What is expected:
Which lines contain the word "ROAD"? Return each of them as written.

Records to use:
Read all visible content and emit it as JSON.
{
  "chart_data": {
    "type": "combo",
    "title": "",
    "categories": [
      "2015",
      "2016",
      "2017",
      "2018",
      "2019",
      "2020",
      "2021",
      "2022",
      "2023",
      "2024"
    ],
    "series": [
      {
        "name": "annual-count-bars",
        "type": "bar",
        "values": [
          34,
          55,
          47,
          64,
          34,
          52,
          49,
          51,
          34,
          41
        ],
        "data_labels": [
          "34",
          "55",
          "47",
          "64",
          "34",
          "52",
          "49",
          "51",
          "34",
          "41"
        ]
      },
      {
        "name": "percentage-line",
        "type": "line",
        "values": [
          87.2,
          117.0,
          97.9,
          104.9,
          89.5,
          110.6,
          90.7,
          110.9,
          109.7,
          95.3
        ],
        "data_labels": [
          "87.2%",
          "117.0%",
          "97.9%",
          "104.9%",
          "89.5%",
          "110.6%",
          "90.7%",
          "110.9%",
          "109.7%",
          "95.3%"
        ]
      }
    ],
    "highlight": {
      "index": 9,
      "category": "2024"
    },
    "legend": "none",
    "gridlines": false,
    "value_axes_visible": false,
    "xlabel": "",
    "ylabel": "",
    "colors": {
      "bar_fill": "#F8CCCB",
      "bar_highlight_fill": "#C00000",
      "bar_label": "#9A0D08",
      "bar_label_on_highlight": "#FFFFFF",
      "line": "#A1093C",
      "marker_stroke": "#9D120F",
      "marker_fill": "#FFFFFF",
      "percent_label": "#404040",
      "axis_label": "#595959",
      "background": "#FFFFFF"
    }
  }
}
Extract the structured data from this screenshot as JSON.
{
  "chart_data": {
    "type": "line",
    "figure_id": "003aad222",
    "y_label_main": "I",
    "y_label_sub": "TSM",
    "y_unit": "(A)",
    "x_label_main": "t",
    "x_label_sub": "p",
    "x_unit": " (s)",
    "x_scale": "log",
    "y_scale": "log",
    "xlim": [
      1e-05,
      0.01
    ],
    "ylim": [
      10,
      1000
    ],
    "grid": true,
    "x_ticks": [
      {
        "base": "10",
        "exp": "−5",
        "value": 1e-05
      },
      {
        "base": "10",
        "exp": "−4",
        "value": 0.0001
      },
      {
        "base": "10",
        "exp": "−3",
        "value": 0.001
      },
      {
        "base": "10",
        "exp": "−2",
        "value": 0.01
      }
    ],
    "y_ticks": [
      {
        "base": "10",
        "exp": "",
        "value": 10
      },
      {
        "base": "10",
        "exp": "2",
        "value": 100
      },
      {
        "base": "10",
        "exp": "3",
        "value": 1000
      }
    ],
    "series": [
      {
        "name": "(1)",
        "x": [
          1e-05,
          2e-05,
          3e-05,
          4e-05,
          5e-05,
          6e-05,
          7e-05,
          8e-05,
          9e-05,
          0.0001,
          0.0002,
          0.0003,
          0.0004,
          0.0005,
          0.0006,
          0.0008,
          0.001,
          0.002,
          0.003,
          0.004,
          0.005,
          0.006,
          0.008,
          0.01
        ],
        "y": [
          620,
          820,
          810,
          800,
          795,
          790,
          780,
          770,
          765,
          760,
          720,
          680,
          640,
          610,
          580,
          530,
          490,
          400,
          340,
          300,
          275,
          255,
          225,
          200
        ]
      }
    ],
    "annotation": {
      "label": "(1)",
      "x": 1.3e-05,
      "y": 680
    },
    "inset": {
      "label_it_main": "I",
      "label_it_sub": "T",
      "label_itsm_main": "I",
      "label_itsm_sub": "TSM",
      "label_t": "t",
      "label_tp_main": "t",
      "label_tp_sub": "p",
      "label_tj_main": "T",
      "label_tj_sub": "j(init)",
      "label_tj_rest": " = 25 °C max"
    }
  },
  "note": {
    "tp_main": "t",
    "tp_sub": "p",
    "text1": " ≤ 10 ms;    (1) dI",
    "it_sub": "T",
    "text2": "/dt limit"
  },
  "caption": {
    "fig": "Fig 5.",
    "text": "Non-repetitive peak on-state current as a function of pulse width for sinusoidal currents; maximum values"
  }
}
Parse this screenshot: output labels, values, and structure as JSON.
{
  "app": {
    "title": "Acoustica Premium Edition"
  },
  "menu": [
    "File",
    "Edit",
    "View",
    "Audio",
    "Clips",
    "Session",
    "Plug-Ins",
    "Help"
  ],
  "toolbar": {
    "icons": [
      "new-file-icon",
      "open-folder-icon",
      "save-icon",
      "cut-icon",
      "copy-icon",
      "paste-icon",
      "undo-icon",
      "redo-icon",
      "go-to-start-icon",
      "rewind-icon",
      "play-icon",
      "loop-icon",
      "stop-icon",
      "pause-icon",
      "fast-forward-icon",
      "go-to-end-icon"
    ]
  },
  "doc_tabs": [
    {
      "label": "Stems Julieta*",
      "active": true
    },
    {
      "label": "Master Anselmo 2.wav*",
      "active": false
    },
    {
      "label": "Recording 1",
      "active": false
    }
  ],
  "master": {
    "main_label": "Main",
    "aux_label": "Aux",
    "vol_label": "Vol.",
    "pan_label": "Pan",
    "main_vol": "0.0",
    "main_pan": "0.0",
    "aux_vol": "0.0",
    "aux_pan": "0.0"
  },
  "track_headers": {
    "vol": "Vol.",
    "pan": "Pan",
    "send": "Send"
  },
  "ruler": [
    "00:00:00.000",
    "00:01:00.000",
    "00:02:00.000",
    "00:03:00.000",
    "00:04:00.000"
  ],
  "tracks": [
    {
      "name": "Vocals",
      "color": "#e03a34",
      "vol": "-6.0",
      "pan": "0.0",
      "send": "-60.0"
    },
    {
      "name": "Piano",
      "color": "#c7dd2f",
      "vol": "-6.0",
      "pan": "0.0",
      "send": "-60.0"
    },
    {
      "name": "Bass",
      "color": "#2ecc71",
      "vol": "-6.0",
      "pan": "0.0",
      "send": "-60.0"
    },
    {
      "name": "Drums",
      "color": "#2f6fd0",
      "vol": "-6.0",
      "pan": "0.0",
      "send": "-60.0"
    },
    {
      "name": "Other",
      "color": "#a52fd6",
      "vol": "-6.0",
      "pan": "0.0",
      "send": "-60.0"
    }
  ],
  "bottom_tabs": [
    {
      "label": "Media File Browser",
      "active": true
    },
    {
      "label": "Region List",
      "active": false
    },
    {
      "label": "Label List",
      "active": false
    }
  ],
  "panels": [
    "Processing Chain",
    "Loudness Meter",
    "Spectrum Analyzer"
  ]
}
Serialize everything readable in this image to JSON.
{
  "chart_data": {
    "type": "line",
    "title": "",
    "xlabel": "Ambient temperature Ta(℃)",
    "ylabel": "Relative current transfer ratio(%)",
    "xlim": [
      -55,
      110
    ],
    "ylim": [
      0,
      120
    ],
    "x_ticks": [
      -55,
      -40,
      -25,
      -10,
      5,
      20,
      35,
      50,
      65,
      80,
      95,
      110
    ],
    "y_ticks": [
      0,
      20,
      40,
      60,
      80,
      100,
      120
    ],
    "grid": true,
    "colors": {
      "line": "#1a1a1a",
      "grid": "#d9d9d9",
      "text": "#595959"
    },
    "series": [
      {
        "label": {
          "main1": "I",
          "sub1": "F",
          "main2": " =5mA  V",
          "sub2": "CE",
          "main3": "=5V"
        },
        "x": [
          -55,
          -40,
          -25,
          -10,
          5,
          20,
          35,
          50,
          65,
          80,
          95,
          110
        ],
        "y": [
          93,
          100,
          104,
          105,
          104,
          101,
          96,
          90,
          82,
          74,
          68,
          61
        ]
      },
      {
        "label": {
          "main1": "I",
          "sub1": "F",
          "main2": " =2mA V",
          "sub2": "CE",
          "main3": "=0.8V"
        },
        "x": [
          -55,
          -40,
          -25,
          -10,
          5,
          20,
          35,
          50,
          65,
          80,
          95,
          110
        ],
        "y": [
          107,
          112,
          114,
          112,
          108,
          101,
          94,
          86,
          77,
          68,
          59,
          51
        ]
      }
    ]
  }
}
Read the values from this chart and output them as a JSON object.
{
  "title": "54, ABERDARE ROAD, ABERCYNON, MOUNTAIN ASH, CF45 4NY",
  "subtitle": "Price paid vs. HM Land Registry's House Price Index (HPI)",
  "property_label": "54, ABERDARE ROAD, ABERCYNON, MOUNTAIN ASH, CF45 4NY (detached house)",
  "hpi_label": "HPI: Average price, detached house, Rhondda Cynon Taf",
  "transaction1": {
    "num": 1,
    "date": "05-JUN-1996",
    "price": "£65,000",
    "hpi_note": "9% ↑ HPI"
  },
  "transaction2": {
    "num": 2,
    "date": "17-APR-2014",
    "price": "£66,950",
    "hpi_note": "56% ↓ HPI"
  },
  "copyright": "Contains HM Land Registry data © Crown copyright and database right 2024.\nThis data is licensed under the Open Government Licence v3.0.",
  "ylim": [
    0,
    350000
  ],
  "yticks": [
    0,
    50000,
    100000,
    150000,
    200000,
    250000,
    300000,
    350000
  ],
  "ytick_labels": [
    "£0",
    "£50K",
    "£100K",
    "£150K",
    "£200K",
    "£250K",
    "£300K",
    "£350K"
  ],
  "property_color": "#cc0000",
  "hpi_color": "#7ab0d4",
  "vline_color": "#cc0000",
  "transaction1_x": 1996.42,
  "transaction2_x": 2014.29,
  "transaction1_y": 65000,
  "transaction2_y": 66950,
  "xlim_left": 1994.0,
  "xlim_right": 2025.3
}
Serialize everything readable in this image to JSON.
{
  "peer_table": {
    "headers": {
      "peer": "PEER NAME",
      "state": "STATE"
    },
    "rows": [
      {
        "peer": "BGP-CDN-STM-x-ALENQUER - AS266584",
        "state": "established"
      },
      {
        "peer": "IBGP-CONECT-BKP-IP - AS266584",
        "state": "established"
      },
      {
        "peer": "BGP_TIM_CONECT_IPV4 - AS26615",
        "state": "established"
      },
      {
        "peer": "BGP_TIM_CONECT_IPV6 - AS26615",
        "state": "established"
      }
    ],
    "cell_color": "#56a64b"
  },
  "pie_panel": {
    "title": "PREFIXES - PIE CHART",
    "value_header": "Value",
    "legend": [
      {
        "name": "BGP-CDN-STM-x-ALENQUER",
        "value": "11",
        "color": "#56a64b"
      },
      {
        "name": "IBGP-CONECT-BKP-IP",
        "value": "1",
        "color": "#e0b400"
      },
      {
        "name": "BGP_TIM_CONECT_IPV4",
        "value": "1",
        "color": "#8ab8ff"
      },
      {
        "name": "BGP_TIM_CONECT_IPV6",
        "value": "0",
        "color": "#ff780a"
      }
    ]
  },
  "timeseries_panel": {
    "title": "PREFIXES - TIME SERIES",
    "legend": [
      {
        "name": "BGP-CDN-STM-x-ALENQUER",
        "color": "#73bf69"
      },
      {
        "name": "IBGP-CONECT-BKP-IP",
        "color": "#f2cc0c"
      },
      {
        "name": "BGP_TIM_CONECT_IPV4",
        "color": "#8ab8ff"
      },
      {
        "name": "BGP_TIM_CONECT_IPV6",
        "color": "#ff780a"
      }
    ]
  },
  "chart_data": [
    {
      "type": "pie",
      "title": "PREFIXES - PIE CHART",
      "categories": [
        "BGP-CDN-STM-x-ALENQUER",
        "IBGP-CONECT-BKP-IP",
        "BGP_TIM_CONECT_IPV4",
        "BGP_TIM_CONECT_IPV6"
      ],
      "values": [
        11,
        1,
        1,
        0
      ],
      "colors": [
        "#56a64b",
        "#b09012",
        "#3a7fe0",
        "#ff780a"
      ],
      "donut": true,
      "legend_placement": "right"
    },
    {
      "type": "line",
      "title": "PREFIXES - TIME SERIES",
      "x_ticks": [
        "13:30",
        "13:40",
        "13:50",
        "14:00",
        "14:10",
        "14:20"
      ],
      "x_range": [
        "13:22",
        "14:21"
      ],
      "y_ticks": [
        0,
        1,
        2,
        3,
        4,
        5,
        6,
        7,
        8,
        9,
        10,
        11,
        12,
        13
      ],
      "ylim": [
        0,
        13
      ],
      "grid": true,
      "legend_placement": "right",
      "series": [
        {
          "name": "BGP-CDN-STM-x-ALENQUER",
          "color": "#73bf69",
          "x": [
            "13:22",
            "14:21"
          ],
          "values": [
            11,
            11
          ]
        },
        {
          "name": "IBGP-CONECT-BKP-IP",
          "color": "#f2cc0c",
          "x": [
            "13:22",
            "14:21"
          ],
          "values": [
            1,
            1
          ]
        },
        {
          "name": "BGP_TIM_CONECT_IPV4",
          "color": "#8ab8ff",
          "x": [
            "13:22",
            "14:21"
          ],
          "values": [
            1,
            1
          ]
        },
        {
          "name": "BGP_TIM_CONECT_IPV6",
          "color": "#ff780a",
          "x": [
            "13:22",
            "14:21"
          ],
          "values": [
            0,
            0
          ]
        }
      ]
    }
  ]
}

Response to the exercise:
  "title": "54, ABERDARE ROAD, ABERCYNON, MOUNTAIN ASH, CF45 4NY",
  "property_label": "54, ABERDARE ROAD, ABERCYNON, MOUNTAIN ASH, CF45 4NY (detached house)",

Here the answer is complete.